• INFORMATION SHOWN
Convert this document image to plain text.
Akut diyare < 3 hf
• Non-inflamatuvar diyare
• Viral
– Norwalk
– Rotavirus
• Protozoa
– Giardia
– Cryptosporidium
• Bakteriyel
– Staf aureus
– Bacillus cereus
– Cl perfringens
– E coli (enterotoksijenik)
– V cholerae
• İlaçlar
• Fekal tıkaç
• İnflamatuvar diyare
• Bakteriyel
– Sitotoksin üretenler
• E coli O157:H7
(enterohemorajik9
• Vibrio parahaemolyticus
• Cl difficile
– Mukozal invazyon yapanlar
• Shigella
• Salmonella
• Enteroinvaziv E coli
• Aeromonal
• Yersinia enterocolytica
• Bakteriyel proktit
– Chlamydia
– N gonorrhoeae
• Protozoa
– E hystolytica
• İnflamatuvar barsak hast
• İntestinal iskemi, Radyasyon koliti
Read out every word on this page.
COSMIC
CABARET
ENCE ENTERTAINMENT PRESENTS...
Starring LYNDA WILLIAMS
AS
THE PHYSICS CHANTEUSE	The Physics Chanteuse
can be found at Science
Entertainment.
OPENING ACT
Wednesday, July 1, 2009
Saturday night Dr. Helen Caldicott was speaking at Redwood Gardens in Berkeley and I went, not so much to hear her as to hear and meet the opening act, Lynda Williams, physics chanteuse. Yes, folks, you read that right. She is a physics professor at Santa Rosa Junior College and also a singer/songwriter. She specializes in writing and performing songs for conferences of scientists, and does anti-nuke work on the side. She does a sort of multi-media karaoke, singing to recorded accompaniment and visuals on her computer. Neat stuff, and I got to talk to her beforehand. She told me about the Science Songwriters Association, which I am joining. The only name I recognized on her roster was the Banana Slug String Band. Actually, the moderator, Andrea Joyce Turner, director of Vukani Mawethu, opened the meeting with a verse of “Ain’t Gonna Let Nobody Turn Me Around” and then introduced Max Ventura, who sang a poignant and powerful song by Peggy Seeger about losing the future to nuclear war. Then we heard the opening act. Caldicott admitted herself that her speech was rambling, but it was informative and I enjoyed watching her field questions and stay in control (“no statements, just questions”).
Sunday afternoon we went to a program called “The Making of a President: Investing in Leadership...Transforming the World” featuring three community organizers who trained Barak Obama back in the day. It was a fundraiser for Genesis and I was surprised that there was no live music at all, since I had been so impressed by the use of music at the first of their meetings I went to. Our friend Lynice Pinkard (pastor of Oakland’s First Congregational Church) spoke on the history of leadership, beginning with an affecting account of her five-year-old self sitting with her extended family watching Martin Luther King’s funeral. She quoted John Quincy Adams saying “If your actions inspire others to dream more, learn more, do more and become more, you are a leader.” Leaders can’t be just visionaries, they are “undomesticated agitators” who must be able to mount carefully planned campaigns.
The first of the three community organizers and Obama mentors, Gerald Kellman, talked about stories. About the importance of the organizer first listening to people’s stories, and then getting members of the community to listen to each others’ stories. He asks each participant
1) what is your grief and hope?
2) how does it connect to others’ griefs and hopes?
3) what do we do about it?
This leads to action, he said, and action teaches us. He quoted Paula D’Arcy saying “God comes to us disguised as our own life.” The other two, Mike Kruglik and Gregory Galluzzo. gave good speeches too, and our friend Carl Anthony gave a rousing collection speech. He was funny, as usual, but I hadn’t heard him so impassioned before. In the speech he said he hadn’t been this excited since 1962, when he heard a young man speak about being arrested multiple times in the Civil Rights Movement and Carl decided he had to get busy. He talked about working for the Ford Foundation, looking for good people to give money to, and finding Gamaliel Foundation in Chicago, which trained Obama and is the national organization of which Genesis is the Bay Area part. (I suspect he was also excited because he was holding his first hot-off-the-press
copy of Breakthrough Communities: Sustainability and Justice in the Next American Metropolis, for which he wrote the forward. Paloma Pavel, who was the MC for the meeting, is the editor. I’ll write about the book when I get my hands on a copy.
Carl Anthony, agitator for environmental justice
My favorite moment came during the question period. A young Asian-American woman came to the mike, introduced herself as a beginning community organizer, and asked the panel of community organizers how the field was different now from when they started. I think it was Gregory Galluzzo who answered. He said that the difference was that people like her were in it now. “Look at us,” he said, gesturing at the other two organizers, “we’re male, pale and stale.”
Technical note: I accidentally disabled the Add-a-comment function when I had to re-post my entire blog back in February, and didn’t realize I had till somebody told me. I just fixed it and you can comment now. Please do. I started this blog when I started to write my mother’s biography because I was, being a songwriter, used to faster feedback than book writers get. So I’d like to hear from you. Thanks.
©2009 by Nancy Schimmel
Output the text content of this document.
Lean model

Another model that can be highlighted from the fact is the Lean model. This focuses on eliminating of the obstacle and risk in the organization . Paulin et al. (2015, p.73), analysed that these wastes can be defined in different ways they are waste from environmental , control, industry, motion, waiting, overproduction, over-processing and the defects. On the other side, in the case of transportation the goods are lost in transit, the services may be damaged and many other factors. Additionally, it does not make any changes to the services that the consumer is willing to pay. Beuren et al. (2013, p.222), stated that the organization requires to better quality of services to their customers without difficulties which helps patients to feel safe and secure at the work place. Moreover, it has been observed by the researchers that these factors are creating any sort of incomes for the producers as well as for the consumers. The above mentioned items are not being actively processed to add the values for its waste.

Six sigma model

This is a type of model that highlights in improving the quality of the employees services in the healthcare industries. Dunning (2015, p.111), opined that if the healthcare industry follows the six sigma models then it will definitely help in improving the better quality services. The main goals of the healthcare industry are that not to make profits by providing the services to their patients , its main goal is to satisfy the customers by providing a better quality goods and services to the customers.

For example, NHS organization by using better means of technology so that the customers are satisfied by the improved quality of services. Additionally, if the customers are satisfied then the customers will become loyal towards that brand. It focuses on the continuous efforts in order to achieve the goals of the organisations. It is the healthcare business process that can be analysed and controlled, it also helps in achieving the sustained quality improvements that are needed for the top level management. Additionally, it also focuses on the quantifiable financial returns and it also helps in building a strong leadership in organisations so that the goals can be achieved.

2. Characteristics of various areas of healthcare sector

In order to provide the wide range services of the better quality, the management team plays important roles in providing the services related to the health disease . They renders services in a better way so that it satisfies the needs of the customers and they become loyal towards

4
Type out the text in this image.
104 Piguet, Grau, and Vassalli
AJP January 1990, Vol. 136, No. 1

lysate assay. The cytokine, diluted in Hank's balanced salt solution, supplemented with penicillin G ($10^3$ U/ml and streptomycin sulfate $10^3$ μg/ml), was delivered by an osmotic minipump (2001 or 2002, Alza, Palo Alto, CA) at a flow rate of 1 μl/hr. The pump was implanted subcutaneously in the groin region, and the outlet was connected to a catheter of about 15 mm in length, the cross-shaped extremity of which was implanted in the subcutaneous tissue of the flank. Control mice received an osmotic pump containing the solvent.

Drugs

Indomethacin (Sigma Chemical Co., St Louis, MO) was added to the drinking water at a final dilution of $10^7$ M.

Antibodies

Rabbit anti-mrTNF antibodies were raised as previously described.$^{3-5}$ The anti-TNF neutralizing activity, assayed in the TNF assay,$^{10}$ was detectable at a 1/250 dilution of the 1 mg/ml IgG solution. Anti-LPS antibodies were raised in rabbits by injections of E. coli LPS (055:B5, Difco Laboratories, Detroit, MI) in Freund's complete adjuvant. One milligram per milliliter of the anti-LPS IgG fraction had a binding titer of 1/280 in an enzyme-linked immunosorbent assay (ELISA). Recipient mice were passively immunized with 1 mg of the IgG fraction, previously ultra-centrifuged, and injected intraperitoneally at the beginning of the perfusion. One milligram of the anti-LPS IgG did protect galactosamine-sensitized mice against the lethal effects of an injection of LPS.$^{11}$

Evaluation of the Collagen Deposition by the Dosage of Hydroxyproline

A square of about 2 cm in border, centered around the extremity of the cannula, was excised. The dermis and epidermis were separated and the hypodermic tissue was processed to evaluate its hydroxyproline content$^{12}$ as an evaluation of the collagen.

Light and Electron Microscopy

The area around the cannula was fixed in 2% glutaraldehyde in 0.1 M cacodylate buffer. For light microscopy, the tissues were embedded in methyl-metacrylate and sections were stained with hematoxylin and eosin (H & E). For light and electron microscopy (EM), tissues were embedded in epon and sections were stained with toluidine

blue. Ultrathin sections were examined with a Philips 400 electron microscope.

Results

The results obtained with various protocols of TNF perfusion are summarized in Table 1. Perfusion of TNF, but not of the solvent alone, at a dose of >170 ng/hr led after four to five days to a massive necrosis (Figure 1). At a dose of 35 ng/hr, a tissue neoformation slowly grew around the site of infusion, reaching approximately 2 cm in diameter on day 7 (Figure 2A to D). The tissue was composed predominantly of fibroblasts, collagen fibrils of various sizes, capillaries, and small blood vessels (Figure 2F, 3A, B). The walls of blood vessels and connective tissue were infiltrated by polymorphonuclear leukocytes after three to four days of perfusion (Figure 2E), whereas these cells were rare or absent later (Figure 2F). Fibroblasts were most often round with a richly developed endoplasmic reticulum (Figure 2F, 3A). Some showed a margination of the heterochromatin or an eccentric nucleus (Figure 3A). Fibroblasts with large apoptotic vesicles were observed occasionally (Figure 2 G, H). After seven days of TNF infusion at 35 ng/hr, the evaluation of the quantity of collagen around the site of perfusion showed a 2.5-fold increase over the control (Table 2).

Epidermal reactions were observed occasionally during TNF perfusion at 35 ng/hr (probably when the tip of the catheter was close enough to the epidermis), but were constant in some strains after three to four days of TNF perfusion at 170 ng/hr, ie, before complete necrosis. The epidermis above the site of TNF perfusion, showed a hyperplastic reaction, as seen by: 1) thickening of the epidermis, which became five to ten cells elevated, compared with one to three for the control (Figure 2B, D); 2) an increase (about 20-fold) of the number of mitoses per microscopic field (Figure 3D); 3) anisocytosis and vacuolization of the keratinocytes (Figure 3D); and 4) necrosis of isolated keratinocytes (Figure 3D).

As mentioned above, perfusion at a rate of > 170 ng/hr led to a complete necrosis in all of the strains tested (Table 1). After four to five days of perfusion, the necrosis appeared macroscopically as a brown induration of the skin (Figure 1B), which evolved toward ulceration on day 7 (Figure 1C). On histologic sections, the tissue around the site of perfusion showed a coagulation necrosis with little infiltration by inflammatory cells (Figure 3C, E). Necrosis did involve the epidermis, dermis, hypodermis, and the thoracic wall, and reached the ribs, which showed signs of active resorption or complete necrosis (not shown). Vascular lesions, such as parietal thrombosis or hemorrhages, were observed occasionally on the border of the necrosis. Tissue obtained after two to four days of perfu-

• YOUR GOAL
Wherever a line of the data holds "text", copy that line.

• REPLY TO THE TASK
Convert this document image to plain text.
Output the text content of this document.
Type out the text in this image.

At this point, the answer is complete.